* Start Listed entries *

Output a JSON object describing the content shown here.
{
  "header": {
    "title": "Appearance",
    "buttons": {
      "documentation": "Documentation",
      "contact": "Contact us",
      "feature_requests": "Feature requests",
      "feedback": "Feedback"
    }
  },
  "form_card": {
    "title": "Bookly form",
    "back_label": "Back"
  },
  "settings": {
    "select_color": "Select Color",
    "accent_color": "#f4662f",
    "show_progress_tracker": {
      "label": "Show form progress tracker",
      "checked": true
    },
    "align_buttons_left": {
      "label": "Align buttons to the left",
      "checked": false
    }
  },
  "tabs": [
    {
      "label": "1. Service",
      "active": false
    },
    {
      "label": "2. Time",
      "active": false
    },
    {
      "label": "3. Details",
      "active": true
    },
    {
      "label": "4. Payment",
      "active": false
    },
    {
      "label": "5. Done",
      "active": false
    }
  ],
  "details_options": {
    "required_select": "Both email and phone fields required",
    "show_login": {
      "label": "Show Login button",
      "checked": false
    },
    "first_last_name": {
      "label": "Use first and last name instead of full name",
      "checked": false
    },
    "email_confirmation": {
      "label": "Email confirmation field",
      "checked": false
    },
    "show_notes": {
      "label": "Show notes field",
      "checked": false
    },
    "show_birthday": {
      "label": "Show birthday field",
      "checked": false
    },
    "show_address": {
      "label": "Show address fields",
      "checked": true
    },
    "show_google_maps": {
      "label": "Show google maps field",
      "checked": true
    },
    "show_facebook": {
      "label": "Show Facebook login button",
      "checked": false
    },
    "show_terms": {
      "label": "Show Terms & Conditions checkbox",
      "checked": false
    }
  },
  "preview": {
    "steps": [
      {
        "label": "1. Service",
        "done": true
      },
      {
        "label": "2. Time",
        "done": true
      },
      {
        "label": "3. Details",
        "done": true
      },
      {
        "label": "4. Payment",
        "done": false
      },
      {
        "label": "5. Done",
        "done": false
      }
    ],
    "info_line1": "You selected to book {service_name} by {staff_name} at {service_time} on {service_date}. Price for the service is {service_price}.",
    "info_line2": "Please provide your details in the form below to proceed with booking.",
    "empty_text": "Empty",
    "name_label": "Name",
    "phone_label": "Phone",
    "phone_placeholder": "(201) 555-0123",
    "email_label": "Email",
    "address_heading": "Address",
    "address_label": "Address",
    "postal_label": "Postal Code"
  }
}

* End Listed entries *

Exercise goal: Find all the lines containing "fields" in the material, then copy them.

Full answer:
    "required_select": "Both email and phone fields required",
      "label": "Show address fields",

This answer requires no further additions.